• CHALLENGE
Single out each line with the word "stabile" and copy it.

• INFORMATION GIVEN
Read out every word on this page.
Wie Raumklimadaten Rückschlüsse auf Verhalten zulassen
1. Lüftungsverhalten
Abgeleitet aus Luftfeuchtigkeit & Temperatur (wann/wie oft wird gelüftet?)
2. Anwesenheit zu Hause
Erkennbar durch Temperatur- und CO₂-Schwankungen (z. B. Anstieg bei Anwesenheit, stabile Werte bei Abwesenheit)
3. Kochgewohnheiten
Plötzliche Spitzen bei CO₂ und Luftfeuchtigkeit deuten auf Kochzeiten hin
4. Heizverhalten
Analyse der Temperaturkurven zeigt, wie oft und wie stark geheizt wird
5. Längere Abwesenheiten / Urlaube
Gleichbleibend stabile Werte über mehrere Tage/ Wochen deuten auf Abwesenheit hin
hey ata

• ANSWER TO THE EXERCISE
Erkennbar durch Temperatur- und CO₂-Schwankungen (z. B. Anstieg bei Anwesenheit, stabile Werte bei Abwesenheit)
Gleichbleibend stabile Werte über mehrere Tage/ Wochen deuten auf Abwesenheit hin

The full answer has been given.